* REQUEST
Go through the listing below and list every line with "this".

[A run of records]
** begin **

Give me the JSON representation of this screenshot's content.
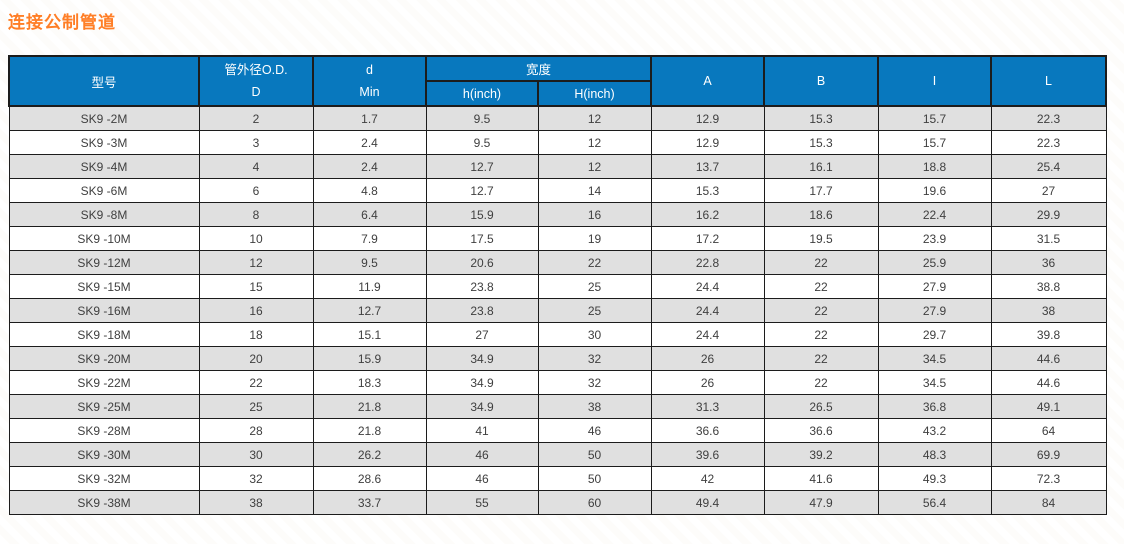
{
  "title": "连接公制管道",
  "colors": {
    "title": "#ff7e26",
    "header_bg": "#0878be",
    "header_fg": "#ffffff",
    "border": "#1c1c1c",
    "stripe_bg": "#e0e0e0",
    "cell_fg": "#3f3f3f"
  },
  "table": {
    "header": {
      "model": "型号",
      "od_line1": "管外径O.D.",
      "od_line2": "D",
      "d_line1": "d",
      "d_line2": "Min",
      "width_group": "宽度",
      "h_small": "h(inch)",
      "h_big": "H(inch)",
      "col_a": "A",
      "col_b": "B",
      "col_i": "I",
      "col_l": "L"
    },
    "columns_order": [
      "型号",
      "管外径O.D. D",
      "d Min",
      "h(inch)",
      "H(inch)",
      "A",
      "B",
      "I",
      "L"
    ],
    "rows": [
      [
        "SK9 -2M",
        "2",
        "1.7",
        "9.5",
        "12",
        "12.9",
        "15.3",
        "15.7",
        "22.3"
      ],
      [
        "SK9 -3M",
        "3",
        "2.4",
        "9.5",
        "12",
        "12.9",
        "15.3",
        "15.7",
        "22.3"
      ],
      [
        "SK9 -4M",
        "4",
        "2.4",
        "12.7",
        "12",
        "13.7",
        "16.1",
        "18.8",
        "25.4"
      ],
      [
        "SK9 -6M",
        "6",
        "4.8",
        "12.7",
        "14",
        "15.3",
        "17.7",
        "19.6",
        "27"
      ],
      [
        "SK9 -8M",
        "8",
        "6.4",
        "15.9",
        "16",
        "16.2",
        "18.6",
        "22.4",
        "29.9"
      ],
      [
        "SK9 -10M",
        "10",
        "7.9",
        "17.5",
        "19",
        "17.2",
        "19.5",
        "23.9",
        "31.5"
      ],
      [
        "SK9 -12M",
        "12",
        "9.5",
        "20.6",
        "22",
        "22.8",
        "22",
        "25.9",
        "36"
      ],
      [
        "SK9 -15M",
        "15",
        "11.9",
        "23.8",
        "25",
        "24.4",
        "22",
        "27.9",
        "38.8"
      ],
      [
        "SK9 -16M",
        "16",
        "12.7",
        "23.8",
        "25",
        "24.4",
        "22",
        "27.9",
        "38"
      ],
      [
        "SK9 -18M",
        "18",
        "15.1",
        "27",
        "30",
        "24.4",
        "22",
        "29.7",
        "39.8"
      ],
      [
        "SK9 -20M",
        "20",
        "15.9",
        "34.9",
        "32",
        "26",
        "22",
        "34.5",
        "44.6"
      ],
      [
        "SK9 -22M",
        "22",
        "18.3",
        "34.9",
        "32",
        "26",
        "22",
        "34.5",
        "44.6"
      ],
      [
        "SK9 -25M",
        "25",
        "21.8",
        "34.9",
        "38",
        "31.3",
        "26.5",
        "36.8",
        "49.1"
      ],
      [
        "SK9 -28M",
        "28",
        "21.8",
        "41",
        "46",
        "36.6",
        "36.6",
        "43.2",
        "64"
      ],
      [
        "SK9 -30M",
        "30",
        "26.2",
        "46",
        "50",
        "39.6",
        "39.2",
        "48.3",
        "69.9"
      ],
      [
        "SK9 -32M",
        "32",
        "28.6",
        "46",
        "50",
        "42",
        "41.6",
        "49.3",
        "72.3"
      ],
      [
        "SK9 -38M",
        "38",
        "33.7",
        "55",
        "60",
        "49.4",
        "47.9",
        "56.4",
        "84"
      ]
    ]
  }
}
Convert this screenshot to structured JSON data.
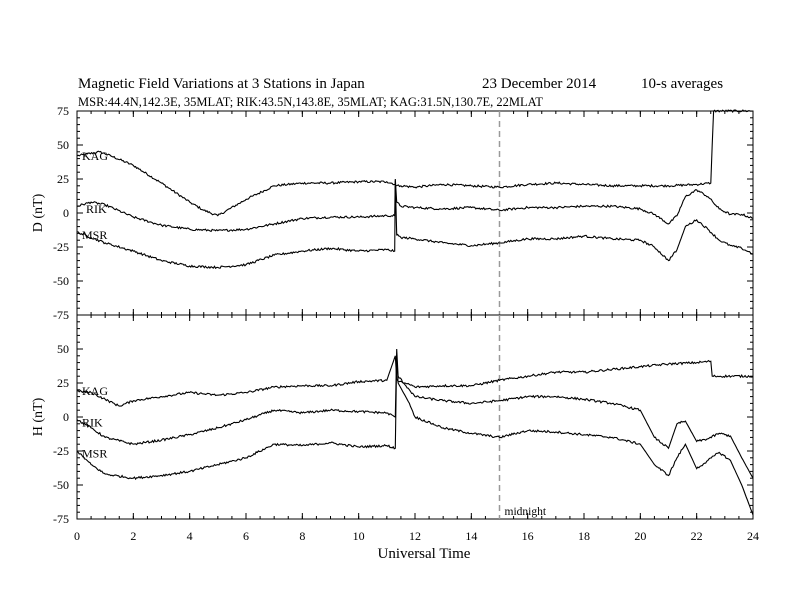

** end **

* EXERCISE ANSWER
Give me the JSON representation of this screenshot's content.
Convert this screenshot to structured JSON data.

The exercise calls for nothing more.